- **Requirement**: Find how many lines of the listing include the string "Poseidon", and report only that figure.

(Collected data)
[start]
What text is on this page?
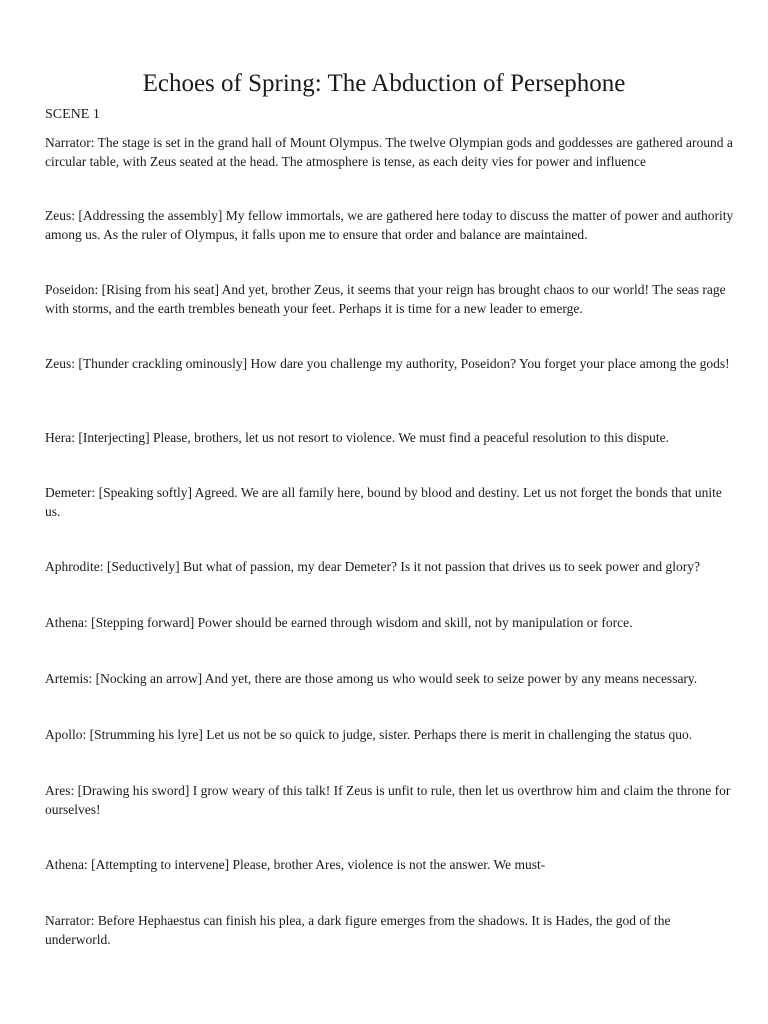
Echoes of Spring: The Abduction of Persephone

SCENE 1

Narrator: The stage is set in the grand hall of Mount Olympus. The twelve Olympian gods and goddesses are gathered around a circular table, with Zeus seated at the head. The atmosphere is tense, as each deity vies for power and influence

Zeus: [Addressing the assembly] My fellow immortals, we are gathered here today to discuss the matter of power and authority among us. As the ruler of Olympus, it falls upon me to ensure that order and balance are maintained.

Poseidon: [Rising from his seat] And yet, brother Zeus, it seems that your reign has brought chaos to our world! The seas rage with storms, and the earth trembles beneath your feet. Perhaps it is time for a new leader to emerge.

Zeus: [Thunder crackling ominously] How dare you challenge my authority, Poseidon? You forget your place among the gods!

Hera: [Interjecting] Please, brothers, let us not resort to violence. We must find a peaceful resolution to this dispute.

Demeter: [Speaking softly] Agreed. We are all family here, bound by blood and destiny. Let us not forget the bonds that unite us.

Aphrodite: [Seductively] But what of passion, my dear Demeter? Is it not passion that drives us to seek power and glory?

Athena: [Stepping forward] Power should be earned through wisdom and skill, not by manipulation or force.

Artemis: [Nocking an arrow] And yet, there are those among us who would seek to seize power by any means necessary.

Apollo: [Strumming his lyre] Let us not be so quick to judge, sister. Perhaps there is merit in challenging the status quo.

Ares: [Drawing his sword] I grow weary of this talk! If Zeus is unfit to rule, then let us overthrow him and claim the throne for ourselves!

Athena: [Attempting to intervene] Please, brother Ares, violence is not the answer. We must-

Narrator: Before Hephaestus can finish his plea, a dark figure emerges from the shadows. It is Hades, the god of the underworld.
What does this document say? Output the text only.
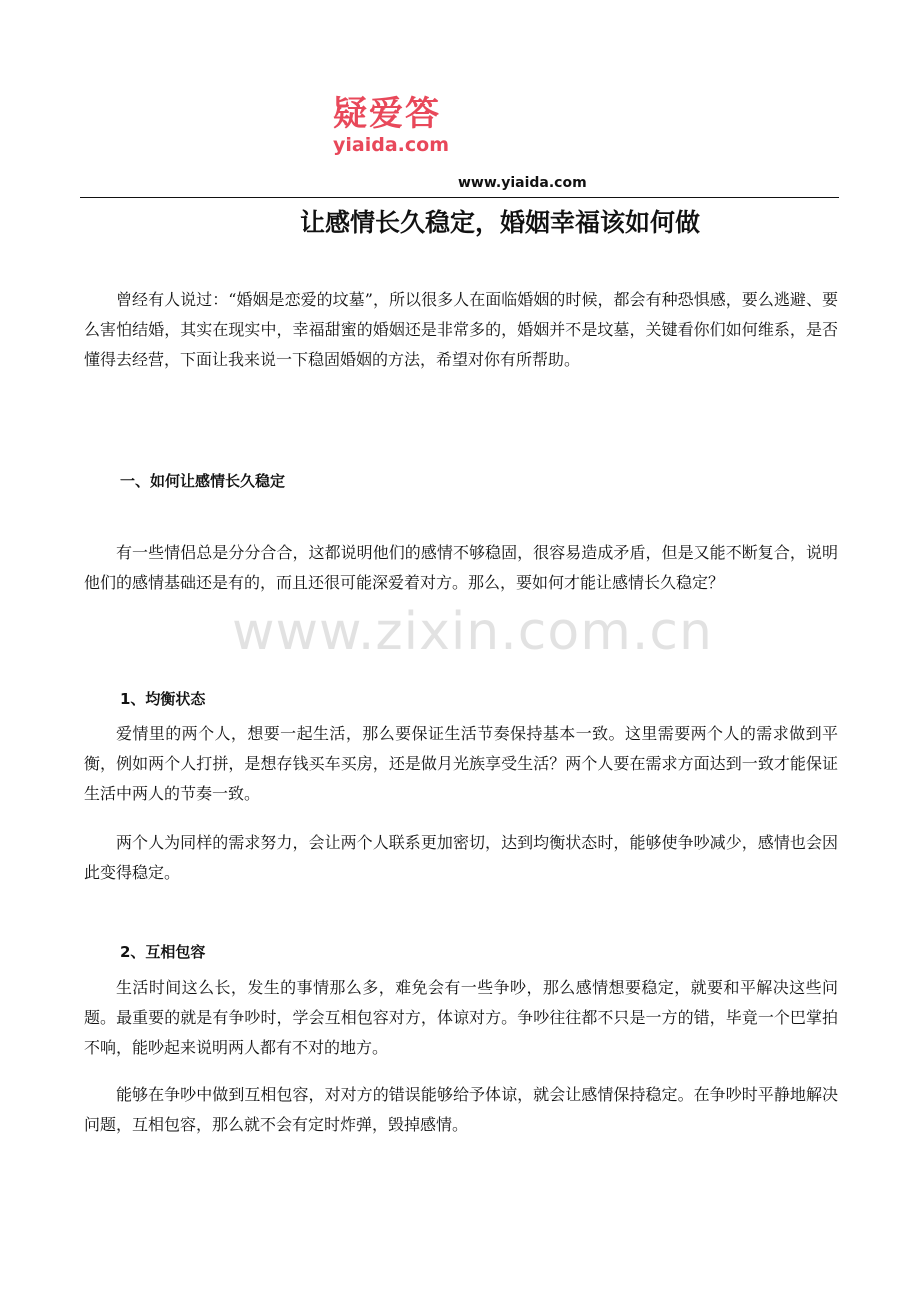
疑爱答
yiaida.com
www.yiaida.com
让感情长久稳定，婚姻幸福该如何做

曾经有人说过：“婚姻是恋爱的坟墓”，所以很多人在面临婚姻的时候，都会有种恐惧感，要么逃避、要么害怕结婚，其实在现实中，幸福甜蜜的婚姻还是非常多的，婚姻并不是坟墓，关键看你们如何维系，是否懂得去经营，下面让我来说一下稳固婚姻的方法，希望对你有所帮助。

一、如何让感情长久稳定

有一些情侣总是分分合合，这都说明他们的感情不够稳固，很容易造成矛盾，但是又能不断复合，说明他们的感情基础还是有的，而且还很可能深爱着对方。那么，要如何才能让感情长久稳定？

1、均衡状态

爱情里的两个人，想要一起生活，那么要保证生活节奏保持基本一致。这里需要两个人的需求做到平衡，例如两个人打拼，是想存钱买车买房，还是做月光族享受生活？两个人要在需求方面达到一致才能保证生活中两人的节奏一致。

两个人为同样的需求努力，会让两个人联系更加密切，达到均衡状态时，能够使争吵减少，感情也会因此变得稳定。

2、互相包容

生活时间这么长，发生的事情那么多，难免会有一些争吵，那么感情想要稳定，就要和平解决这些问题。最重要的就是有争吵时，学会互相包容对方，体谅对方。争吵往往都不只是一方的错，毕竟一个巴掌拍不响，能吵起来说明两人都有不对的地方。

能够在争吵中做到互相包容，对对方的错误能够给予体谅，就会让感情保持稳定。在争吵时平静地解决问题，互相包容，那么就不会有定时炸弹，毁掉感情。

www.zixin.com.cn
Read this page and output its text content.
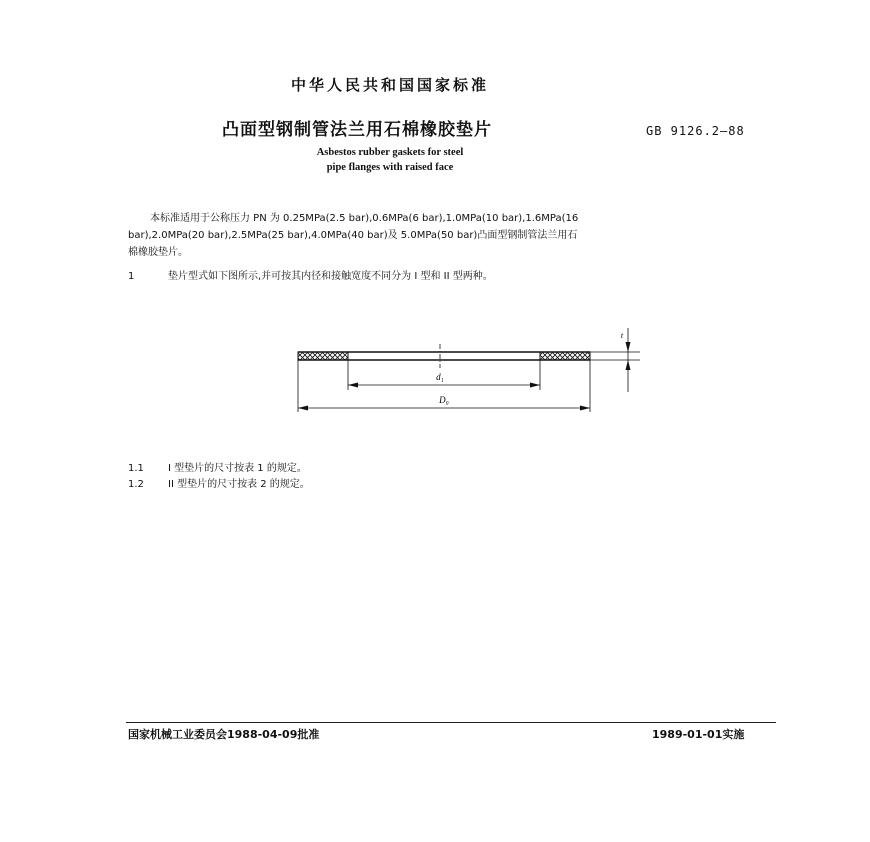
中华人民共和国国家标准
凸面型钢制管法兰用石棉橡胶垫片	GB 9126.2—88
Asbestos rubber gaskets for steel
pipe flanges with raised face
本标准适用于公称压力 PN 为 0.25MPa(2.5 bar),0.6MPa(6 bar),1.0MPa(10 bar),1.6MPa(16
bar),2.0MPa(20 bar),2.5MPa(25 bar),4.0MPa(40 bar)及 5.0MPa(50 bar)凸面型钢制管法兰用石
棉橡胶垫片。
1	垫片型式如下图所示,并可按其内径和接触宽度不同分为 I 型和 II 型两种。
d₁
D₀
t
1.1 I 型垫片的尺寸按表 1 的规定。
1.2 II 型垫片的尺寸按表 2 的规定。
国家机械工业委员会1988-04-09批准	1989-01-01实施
[end]
- **Full response**: 2